▶ **Passage**:
════

# Can't make digital cockpit speedometer show km/h



## josquin (Mar 6, 2011)

Hello, I have an Atlas with the digital cockpit.

When I change the units in Settings to km/h, everywhere changes to km/h EXCEPT for the speedometer dial, which no matter what I do remains in mph.

Any idea how I can go about making this dial show km/h along with the rest of the system?








What my digital cockpit looks like: https://imgur.com/gSKagE9
What my units screen in Settings looks like: https://imgur.com/Jhx5vaY

Thank you!


----------



## GTINC (Jan 28, 2005)

What did the OM say about it?


----------



## CanadianJetta2.0T (Sep 14, 2006)

I had the same issue (opposite from yours) last time travelling into USA. My car is canadian car and the digital cockpit speedo remains in km/h while all other follows the settings in mph. 
Most probably the speedo is linked to the car country and is not accessible from the settings.


----------



## cplus71 (Mar 14, 2018)

Put the speedometer in the middle of the screen. It will change


----------



## josquin (Mar 6, 2011)

CanadianJetta2.0T said:


> I had the same issue (opposite from yours) last time travelling into USA. My car is canadian car and the digital cockpit speedo remains in km/h while all other follows the settings in mph.
> Most probably the speedo is linked to the car country and is not accessible from the settings.


Wow, that is unbelievably stupid if so. I mean, we have an actual digital cockpit with every pixel programmable, and yet they messed up this detail?


----------



## GTINC (Jan 28, 2005)

════

▶ **Information supplied**:
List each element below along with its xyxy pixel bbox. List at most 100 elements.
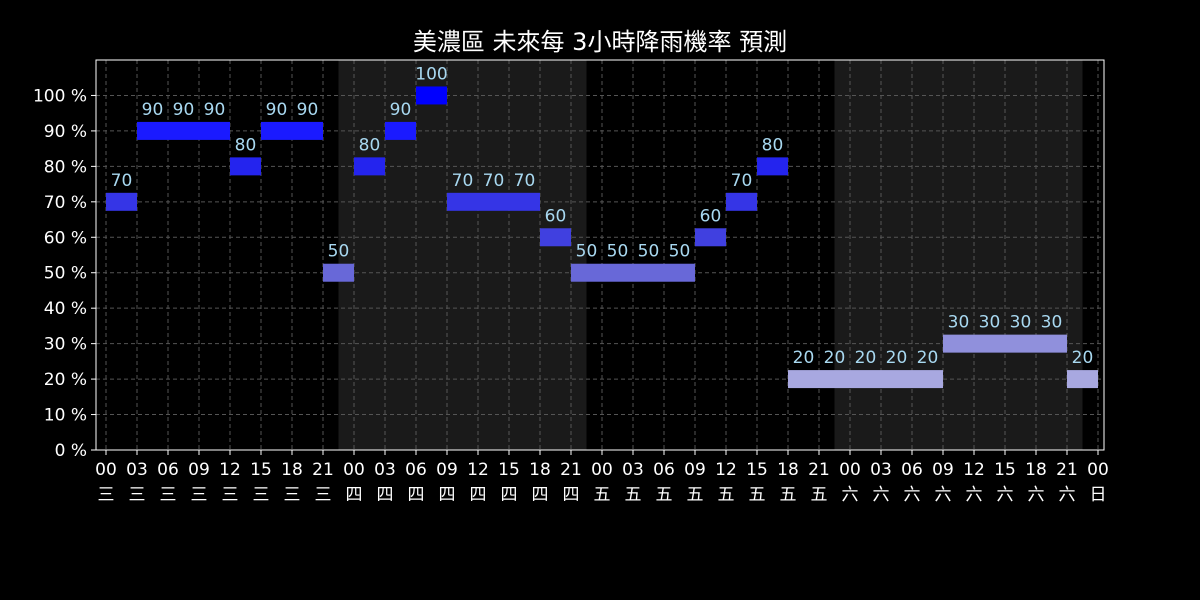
x-tick-hour-5: 15 [250,460,272,480]
x-tick-hour-32: 00 [1087,460,1109,480]
x-tick-day-17: 五 [625,485,642,505]
x-tick-hour-2: 06 [157,460,179,480]
x-tick-day-30: 六 [1028,485,1045,505]
x-tick-day-22: 五 [780,485,797,505]
bar-2 [168,121,199,140]
x-tick-hour-1: 03 [126,460,148,480]
x-tick-day-20: 五 [718,485,735,505]
bar-28 [974,334,1005,353]
bar-5 [261,121,292,140]
bar-21 [757,157,788,176]
x-tick-hour-9: 03 [374,460,396,480]
x-tick-day-31: 六 [1059,485,1076,505]
day-shading [338,60,1083,450]
y-tick-label-4: 40 % [44,299,87,319]
x-tick-hour-12: 12 [467,460,489,480]
y-tick-label-9: 90 % [44,122,87,142]
data-label-17: 50 [638,242,660,262]
data-label-28: 30 [979,313,1001,333]
x-tick-hour-24: 00 [839,460,861,480]
x-tick-day-13: 四 [501,485,518,505]
x-tick-hour-0: 00 [95,460,117,480]
x-tick-day-29: 六 [997,485,1014,505]
x-tick-day-3: 三 [191,485,208,505]
bar-27 [943,334,974,353]
x-tick-hour-22: 18 [777,460,799,480]
x-tick-hour-16: 00 [591,460,613,480]
x-tick-day-15: 四 [563,485,580,505]
day-shade-0 [338,60,587,450]
bar-16 [602,263,633,282]
x-tick-day-32: 日 [1090,485,1107,505]
plot-frame [95,59,1105,451]
x-tick-hour-10: 06 [405,460,427,480]
x-tick-hour-17: 03 [622,460,644,480]
bar-20 [726,192,757,211]
bar-31 [1067,370,1098,389]
data-label-0: 70 [111,171,133,191]
x-tick-hour-31: 21 [1056,460,1078,480]
y-tick-label-5: 50 % [44,264,87,284]
x-tick-hour-20: 12 [715,460,737,480]
y-tick-label-3: 30 % [44,335,87,355]
x-tick-hour-14: 18 [529,460,551,480]
data-label-18: 50 [669,242,691,262]
x-tick-hour-30: 18 [1025,460,1047,480]
data-label-22: 20 [793,348,815,368]
x-tick-day-28: 六 [966,485,983,505]
x-tick-day-6: 三 [284,485,301,505]
x-tick-hour-27: 09 [932,460,954,480]
x-tick-day-0: 三 [98,485,115,505]
x-tick-day-4: 三 [222,485,239,505]
x-tick-hour-26: 06 [901,460,923,480]
x-tick-day-19: 五 [687,485,704,505]
x-tick-day-7: 三 [315,485,332,505]
day-shade-1 [834,60,1083,450]
bar-4 [230,157,261,176]
bar-23 [819,370,850,389]
data-label-25: 20 [886,348,908,368]
data-label-2: 90 [173,100,195,120]
x-tick-day-18: 五 [656,485,673,505]
x-tick-day-23: 五 [811,485,828,505]
x-tick-day-10: 四 [408,485,425,505]
data-label-5: 90 [266,100,288,120]
bar-25 [881,370,912,389]
data-label-16: 50 [607,242,629,262]
bars [106,86,1098,389]
data-label-10: 100 [415,64,447,84]
y-tick-label-6: 60 % [44,228,87,248]
x-tick-day-1: 三 [129,485,146,505]
bar-13 [509,192,540,211]
data-label-13: 70 [514,171,536,191]
bar-1 [137,121,168,140]
data-label-11: 70 [452,171,474,191]
bar-8 [354,157,385,176]
bar-22 [788,370,819,389]
bar-12 [478,192,509,211]
x-tick-day-24: 六 [842,485,859,505]
x-tick-hour-25: 03 [870,460,892,480]
x-tick-hour-19: 09 [684,460,706,480]
x-tick-hour-21: 15 [746,460,768,480]
data-label-23: 20 [824,348,846,368]
data-label-29: 30 [1010,313,1032,333]
bar-29 [1005,334,1036,353]
x-tick-day-9: 四 [377,485,394,505]
data-label-19: 60 [700,206,722,226]
data-label-8: 80 [359,135,381,155]
data-label-7: 50 [328,242,350,262]
x-tick-day-11: 四 [439,485,456,505]
x-tick-day-16: 五 [594,485,611,505]
data-label-9: 90 [390,100,412,120]
bar-15 [571,263,602,282]
bar-9 [385,121,416,140]
y-tick-label-2: 20 % [44,370,87,390]
y-tick-label-8: 80 % [44,157,87,177]
data-label-30: 30 [1041,313,1063,333]
bar-30 [1036,334,1067,353]
x-tick-day-12: 四 [470,485,487,505]
bar-11 [447,192,478,211]
bar-18 [664,263,695,282]
x-tick-hour-18: 06 [653,460,675,480]
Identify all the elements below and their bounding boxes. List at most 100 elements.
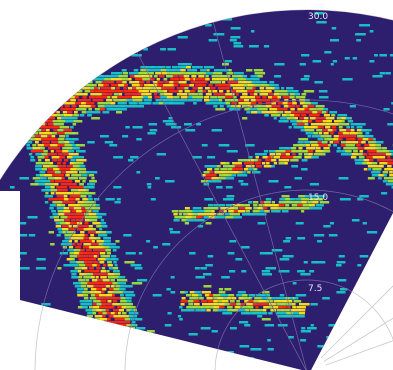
echo-cell xyxy=(45,63,53,66)
echo-cell xyxy=(184,123,192,126)
echo-cell xyxy=(102,315,106,318)
echo-cell xyxy=(85,189,89,192)
echo-cell xyxy=(112,333,120,336)
echo-cell xyxy=(15,126,23,129)
echo-cell xyxy=(323,147,330,150)
echo-cell xyxy=(117,315,125,318)
echo-cell xyxy=(258,105,269,108)
fan-bearing-line xyxy=(212,22,308,370)
echo-cell xyxy=(338,138,343,141)
echo-cell xyxy=(381,150,393,153)
echo-cell xyxy=(80,240,91,243)
echo-cell xyxy=(169,231,181,234)
echo-cell xyxy=(128,21,134,24)
echo-cell xyxy=(75,144,85,147)
echo-cell xyxy=(28,90,37,93)
echo-cell xyxy=(278,201,289,204)
echo-cell xyxy=(236,90,242,93)
echo-cell xyxy=(79,114,85,117)
echo-cell xyxy=(205,222,212,225)
echo-cell xyxy=(295,201,306,204)
echo-cell xyxy=(103,351,112,354)
echo-cell xyxy=(176,93,186,96)
echo-cell xyxy=(17,105,24,108)
echo-cell xyxy=(140,66,148,69)
echo-cell xyxy=(162,120,174,123)
echo-cell xyxy=(263,306,273,309)
echo-cell xyxy=(85,273,94,276)
echo-cell xyxy=(369,291,378,294)
echo-cell xyxy=(17,99,27,102)
echo-cell xyxy=(124,321,131,324)
echo-cell xyxy=(90,102,95,105)
echo-cell xyxy=(220,294,226,297)
echo-cell xyxy=(63,264,72,267)
echo-cell xyxy=(32,177,43,180)
echo-cell xyxy=(260,294,271,297)
echo-cell xyxy=(114,321,123,324)
echo-cell xyxy=(24,75,33,78)
echo-cell xyxy=(237,210,246,213)
range-label-7-5: 7.5 xyxy=(308,284,322,294)
echo-cell xyxy=(355,162,365,165)
echo-cell xyxy=(128,102,136,105)
echo-cell xyxy=(33,105,43,108)
echo-cell xyxy=(36,258,46,261)
echo-cell xyxy=(104,90,114,93)
echo-cell xyxy=(144,360,154,363)
echo-cell xyxy=(372,138,376,141)
echo-cell xyxy=(171,210,179,213)
echo-cell xyxy=(200,267,207,270)
echo-cell xyxy=(35,108,43,111)
echo-cell xyxy=(274,90,283,93)
echo-cell xyxy=(83,51,94,54)
echo-cell xyxy=(371,147,379,150)
echo-cell xyxy=(86,84,94,87)
echo-cell xyxy=(177,357,187,360)
echo-cell xyxy=(101,81,112,84)
echo-cell xyxy=(44,201,49,204)
echo-cell xyxy=(67,114,71,117)
echo-cell xyxy=(142,87,153,90)
echo-cell xyxy=(50,150,54,153)
echo-cell xyxy=(150,72,154,75)
echo-cell xyxy=(281,309,289,312)
echo-cell xyxy=(213,204,220,207)
echo-cell xyxy=(110,102,116,105)
echo-cell xyxy=(71,264,79,267)
echo-cell xyxy=(278,300,287,303)
echo-cell xyxy=(242,294,248,297)
echo-cell xyxy=(96,240,106,243)
echo-cell xyxy=(225,186,233,189)
echo-cell xyxy=(38,183,49,186)
echo-cell xyxy=(100,300,107,303)
echo-cell xyxy=(276,99,280,102)
echo-cell xyxy=(109,246,120,249)
echo-cell xyxy=(235,258,243,261)
echo-cell xyxy=(251,30,255,33)
echo-cell xyxy=(30,156,35,159)
echo-cell xyxy=(73,114,79,117)
echo-cell xyxy=(39,132,47,135)
echo-cell xyxy=(79,252,88,255)
echo-cell xyxy=(17,96,26,99)
echo-cell xyxy=(181,99,187,102)
echo-cell xyxy=(112,267,118,270)
echo-cell xyxy=(99,96,111,99)
echo-cell xyxy=(236,294,248,297)
echo-cell xyxy=(121,78,131,81)
echo-cell xyxy=(82,180,86,183)
echo-cell xyxy=(245,204,250,207)
echo-cell xyxy=(303,75,310,78)
echo-cell xyxy=(263,45,270,48)
echo-cell xyxy=(328,234,338,237)
echo-cell xyxy=(295,315,305,318)
echo-cell xyxy=(198,294,202,297)
echo-cell xyxy=(350,129,355,132)
echo-cell xyxy=(255,156,259,159)
echo-cell xyxy=(185,219,194,222)
echo-cell xyxy=(57,144,67,147)
echo-cell xyxy=(139,342,143,345)
echo-cell xyxy=(92,84,97,87)
echo-cell xyxy=(290,159,299,162)
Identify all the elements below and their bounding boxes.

════

▶ **Tasks to complete**:
**a.** Edit the speedometer thread starting with "## CanadianJetta2.0T (Sep" and going on through "(Mar 14, 2018)", replacing "speedo" with "gauge".
**b.** In the speedometer thread, what does cplus71 say to do to make the speedometer change?
**c.** Write the next part of the speedometer thread, picking up after its last line.
The entries are separate material and have no connection to the speedometer thread.

▶ **Written responses**:
**a.**
## CanadianJetta2.0T (Sep 14, 2006)

I had the same issue (opposite from yours) last time travelling into USA. My car is canadian car and the digital cockpit gauge remains in km/h while all other follows the settings in mph. 
Most probably the gauge is linked to the car country and is not accessible from the settings.


----------



## cplus71 (Mar 14, 2018)

**b.** Put the speedometer in the middle of the screen.

**c.**
josquin said:


> Wow, that is unbelievably stupid if so. I mean, we have an actual digital cockpit with every pixel programmable, and yet they messed up this detail?


"Put the speedometer in the middle of the screen. It will change"


----------



## BsickPassat (May 10, 2010)

josquin said:


> Wow, that is unbelievably stupid if so. I mean, we have an actual digital cockpit with every pixel programmable, and yet they messed up this detail?


Doesn't surprise me the German overlords messed it up again.

On the PQ35 Tiguan (and MK6's, and other cars with the white MFA), you can't change the units in the speed display.


----------



## cplus71 (Mar 14, 2018)

cplus71 said:


> Put the speedometer in the middle of the screen. It will change


Make the speedometer show in the middle screen. It changes to whatever you set up. Also it's shows bottom of speedometer as well.


----------



## Vasia01 (Aug 8, 2018)

VCDS can change 100% to km/h without any problem. Instrument 17 -> Adaptation -> km/h. From menu settings not posible set to km/h.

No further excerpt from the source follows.